▸ **Exercise requirements**:
Select every line of the records below that contains the string "BLDC", and copy those lines. Treat uppercase and lowercase letters as distinct.

▸ **Material**:
--------

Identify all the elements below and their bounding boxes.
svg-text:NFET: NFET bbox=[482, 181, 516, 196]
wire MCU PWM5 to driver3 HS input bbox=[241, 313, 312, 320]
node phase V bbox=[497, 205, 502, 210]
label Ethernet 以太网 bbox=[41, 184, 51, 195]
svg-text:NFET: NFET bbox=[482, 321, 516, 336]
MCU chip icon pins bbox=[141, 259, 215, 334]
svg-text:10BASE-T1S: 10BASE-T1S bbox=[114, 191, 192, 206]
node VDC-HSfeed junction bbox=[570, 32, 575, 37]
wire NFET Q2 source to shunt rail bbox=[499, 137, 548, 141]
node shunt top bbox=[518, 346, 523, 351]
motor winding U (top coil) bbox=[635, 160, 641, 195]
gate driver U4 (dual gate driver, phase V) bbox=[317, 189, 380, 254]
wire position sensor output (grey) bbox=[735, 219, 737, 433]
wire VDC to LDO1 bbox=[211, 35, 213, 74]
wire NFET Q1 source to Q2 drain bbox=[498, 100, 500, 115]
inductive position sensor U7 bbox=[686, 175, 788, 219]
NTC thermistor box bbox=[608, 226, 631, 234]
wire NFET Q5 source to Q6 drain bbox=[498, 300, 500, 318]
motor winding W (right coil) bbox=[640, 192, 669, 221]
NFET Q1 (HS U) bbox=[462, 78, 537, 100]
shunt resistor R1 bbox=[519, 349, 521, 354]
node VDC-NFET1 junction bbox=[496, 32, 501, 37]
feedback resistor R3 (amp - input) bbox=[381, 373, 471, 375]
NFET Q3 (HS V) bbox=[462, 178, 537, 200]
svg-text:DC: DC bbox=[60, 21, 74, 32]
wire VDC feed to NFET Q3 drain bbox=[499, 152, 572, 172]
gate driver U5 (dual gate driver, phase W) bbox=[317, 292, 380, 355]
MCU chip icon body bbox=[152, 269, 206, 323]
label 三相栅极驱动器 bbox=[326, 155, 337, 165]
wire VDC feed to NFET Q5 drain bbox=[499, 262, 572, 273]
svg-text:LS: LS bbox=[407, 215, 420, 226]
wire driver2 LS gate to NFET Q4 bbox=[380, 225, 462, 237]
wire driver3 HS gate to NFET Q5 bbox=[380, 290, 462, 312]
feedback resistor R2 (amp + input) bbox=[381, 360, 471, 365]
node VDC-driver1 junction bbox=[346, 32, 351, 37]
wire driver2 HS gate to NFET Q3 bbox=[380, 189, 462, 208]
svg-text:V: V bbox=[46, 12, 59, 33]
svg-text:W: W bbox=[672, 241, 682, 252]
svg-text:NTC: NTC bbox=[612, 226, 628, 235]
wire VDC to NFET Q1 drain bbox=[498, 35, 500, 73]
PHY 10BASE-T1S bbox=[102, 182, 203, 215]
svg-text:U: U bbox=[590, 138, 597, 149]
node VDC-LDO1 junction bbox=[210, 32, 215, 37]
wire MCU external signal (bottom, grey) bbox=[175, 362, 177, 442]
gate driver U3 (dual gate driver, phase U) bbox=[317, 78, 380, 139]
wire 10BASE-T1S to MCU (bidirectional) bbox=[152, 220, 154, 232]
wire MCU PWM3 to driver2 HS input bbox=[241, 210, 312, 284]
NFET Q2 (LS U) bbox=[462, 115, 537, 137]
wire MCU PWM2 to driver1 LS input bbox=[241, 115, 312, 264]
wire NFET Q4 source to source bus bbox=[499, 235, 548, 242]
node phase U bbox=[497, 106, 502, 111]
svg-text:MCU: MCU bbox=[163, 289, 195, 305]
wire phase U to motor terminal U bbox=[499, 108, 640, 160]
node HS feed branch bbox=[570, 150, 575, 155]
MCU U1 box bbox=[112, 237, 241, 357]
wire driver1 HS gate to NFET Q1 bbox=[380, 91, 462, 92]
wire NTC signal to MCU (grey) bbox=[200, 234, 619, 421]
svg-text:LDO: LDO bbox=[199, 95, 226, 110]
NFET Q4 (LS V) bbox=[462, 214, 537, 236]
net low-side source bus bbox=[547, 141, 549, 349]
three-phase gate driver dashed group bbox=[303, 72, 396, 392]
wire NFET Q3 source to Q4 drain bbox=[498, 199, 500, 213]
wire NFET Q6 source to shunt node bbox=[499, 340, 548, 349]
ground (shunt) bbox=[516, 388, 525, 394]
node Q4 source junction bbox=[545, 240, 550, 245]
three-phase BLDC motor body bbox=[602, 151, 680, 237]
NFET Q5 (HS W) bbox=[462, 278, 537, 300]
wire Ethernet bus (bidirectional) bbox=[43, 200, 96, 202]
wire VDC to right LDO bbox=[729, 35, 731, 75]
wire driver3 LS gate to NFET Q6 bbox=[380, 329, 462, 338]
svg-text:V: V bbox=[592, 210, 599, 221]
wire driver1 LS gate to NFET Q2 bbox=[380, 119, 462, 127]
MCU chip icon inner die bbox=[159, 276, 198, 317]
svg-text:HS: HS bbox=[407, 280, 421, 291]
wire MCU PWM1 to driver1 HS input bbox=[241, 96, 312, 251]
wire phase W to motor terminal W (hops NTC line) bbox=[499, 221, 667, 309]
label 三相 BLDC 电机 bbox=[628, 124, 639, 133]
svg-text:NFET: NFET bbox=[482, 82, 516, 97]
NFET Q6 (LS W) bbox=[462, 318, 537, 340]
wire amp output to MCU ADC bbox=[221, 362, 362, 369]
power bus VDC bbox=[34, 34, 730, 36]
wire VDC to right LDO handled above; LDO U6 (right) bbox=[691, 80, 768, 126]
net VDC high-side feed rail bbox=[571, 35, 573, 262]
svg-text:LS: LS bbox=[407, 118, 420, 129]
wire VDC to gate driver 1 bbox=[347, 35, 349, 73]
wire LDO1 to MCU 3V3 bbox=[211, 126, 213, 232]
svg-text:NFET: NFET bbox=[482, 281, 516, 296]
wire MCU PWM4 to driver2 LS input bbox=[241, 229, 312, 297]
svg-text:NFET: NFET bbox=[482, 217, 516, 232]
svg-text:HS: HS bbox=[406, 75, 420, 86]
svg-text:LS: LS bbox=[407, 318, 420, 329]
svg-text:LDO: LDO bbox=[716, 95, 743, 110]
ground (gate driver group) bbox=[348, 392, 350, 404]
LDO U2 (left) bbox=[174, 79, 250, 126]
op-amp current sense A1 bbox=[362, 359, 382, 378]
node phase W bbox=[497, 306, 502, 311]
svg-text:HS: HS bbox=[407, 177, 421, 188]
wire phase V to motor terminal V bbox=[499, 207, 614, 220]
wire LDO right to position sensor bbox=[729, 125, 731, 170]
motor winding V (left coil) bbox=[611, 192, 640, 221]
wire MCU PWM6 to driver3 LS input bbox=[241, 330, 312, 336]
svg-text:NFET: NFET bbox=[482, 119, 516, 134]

--------

▸ **Complete output**:
three-phase BLDC motor body bbox=[602, 151, 680, 237]
label 三相 BLDC 电机 bbox=[628, 124, 639, 133]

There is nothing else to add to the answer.